> [DIRECTION]:
Pictures within the data are to be left out; everything else must be reproduced exactly.

> [RECORDS TO USE]:
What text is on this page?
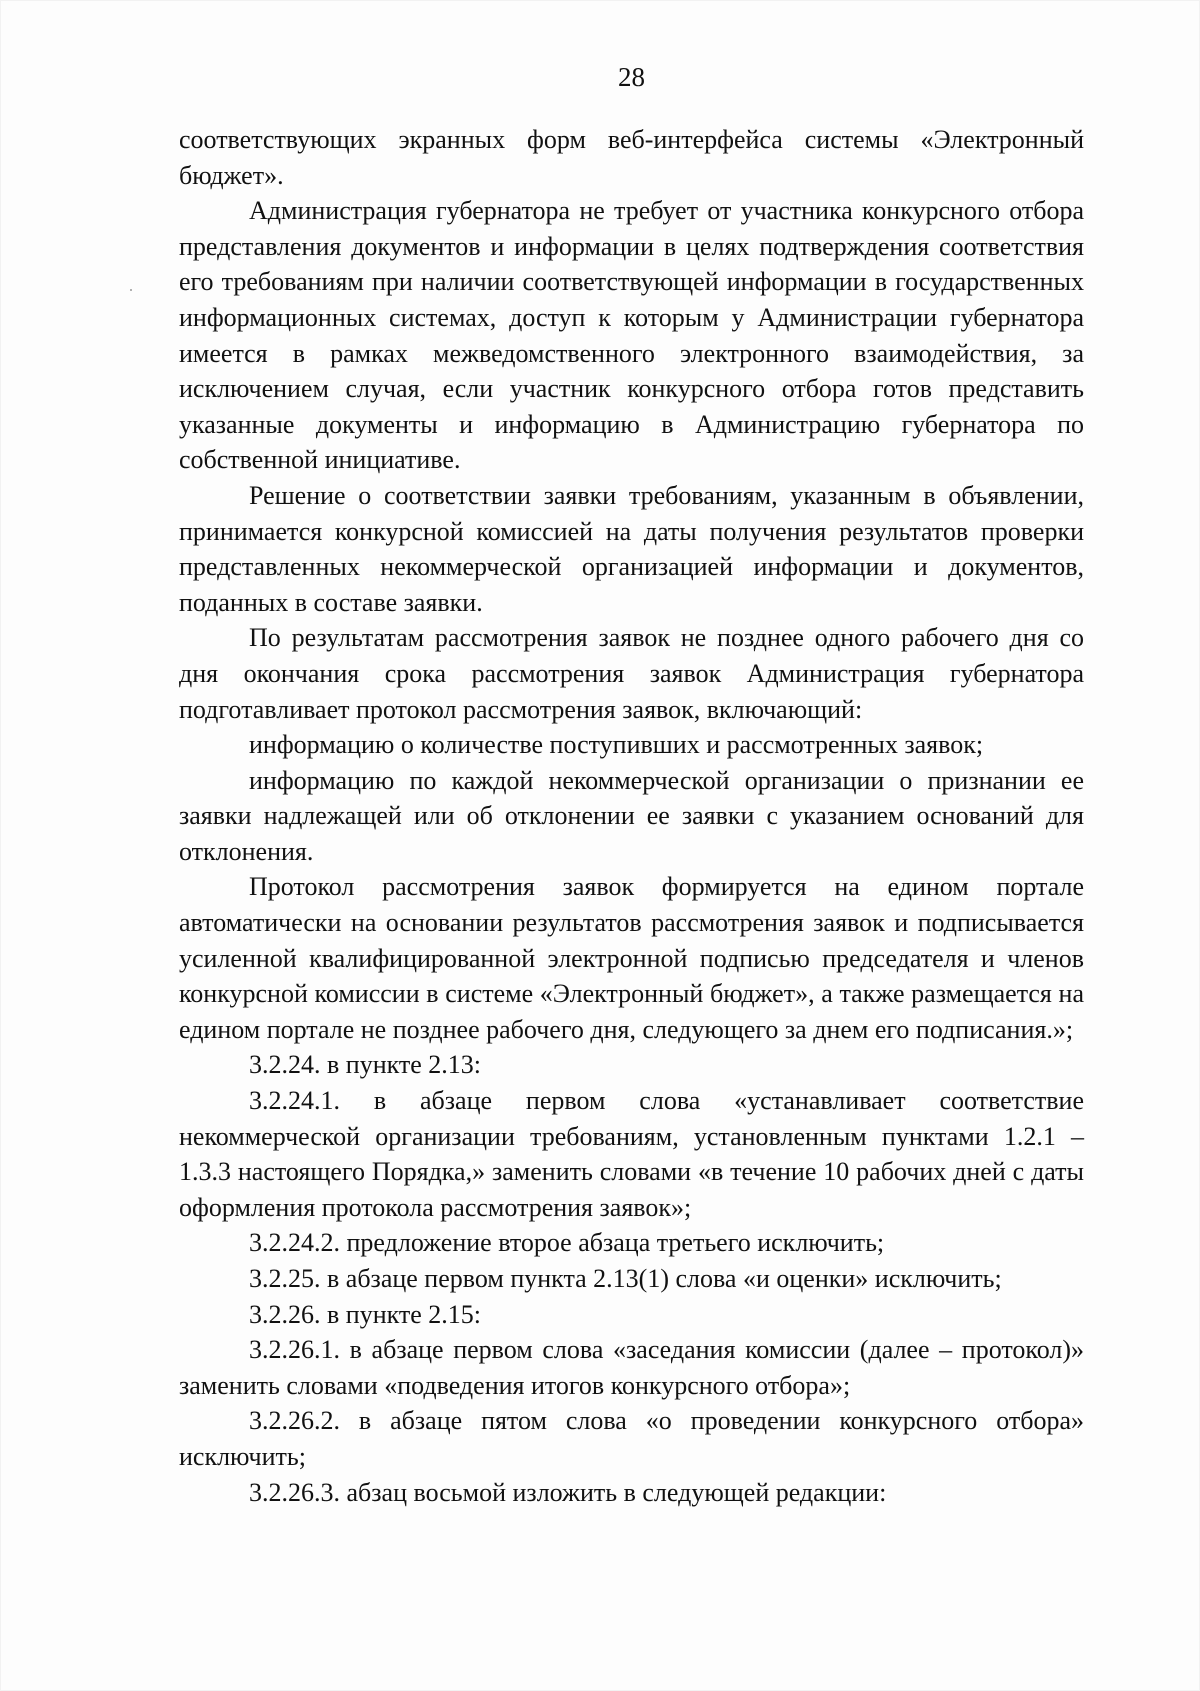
28

соответствующих экранных форм веб-интерфейса системы «Электронный бюджет».

Администрация губернатора не требует от участника конкурсного отбора представления документов и информации в целях подтверждения соответствия его требованиям при наличии соответствующей информации в государственных информационных системах, доступ к которым у Администрации губернатора имеется в рамках межведомственного электронного взаимодействия, за исключением случая, если участник конкурсного отбора готов представить указанные документы и информацию в Администрацию губернатора по собственной инициативе.

Решение о соответствии заявки требованиям, указанным в объявлении, принимается конкурсной комиссией на даты получения результатов проверки представленных некоммерческой организацией информации и документов, поданных в составе заявки.

По результатам рассмотрения заявок не позднее одного рабочего дня со дня окончания срока рассмотрения заявок Администрация губернатора подготавливает протокол рассмотрения заявок, включающий:

информацию о количестве поступивших и рассмотренных заявок;

информацию по каждой некоммерческой организации о признании ее заявки надлежащей или об отклонении ее заявки с указанием оснований для отклонения.

Протокол рассмотрения заявок формируется на едином портале автоматически на основании результатов рассмотрения заявок и подписывается усиленной квалифицированной электронной подписью председателя и членов конкурсной комиссии в системе «Электронный бюджет», а также размещается на едином портале не позднее рабочего дня, следующего за днем его подписания.»;

3.2.24. в пункте 2.13:

3.2.24.1. в абзаце первом слова «устанавливает соответствие некоммерческой организации требованиям, установленным пунктами 1.2.1 – 1.3.3 настоящего Порядка,» заменить словами «в течение 10 рабочих дней с даты оформления протокола рассмотрения заявок»;

3.2.24.2. предложение второе абзаца третьего исключить;

3.2.25. в абзаце первом пункта 2.13(1) слова «и оценки» исключить;

3.2.26. в пункте 2.15:

3.2.26.1. в абзаце первом слова «заседания комиссии (далее – протокол)» заменить словами «подведения итогов конкурсного отбора»;

3.2.26.2. в абзаце пятом слова «о проведении конкурсного отбора» исключить;

3.2.26.3. абзац восьмой изложить в следующей редакции:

> [RESPONSE TO THE EXERCISE]:
What text is on this page?
28

соответствующих экранных форм веб-интерфейса системы «Электронный бюджет».

Администрация губернатора не требует от участника конкурсного отбора представления документов и информации в целях подтверждения соответствия его требованиям при наличии соответствующей информации в государственных информационных системах, доступ к которым у Администрации губернатора имеется в рамках межведомственного электронного взаимодействия, за исключением случая, если участник конкурсного отбора готов представить указанные документы и информацию в Администрацию губернатора по собственной инициативе.

Решение о соответствии заявки требованиям, указанным в объявлении, принимается конкурсной комиссией на даты получения результатов проверки представленных некоммерческой организацией информации и документов, поданных в составе заявки.

По результатам рассмотрения заявок не позднее одного рабочего дня со дня окончания срока рассмотрения заявок Администрация губернатора подготавливает протокол рассмотрения заявок, включающий:

информацию о количестве поступивших и рассмотренных заявок;

информацию по каждой некоммерческой организации о признании ее заявки надлежащей или об отклонении ее заявки с указанием оснований для отклонения.

Протокол рассмотрения заявок формируется на едином портале автоматически на основании результатов рассмотрения заявок и подписывается усиленной квалифицированной электронной подписью председателя и членов конкурсной комиссии в системе «Электронный бюджет», а также размещается на едином портале не позднее рабочего дня, следующего за днем его подписания.»;

3.2.24. в пункте 2.13:

3.2.24.1. в абзаце первом слова «устанавливает соответствие некоммерческой организации требованиям, установленным пунктами 1.2.1 – 1.3.3 настоящего Порядка,» заменить словами «в течение 10 рабочих дней с даты оформления протокола рассмотрения заявок»;

3.2.24.2. предложение второе абзаца третьего исключить;

3.2.25. в абзаце первом пункта 2.13(1) слова «и оценки» исключить;

3.2.26. в пункте 2.15:

3.2.26.1. в абзаце первом слова «заседания комиссии (далее – протокол)» заменить словами «подведения итогов конкурсного отбора»;

3.2.26.2. в абзаце пятом слова «о проведении конкурсного отбора» исключить;

3.2.26.3. абзац восьмой изложить в следующей редакции:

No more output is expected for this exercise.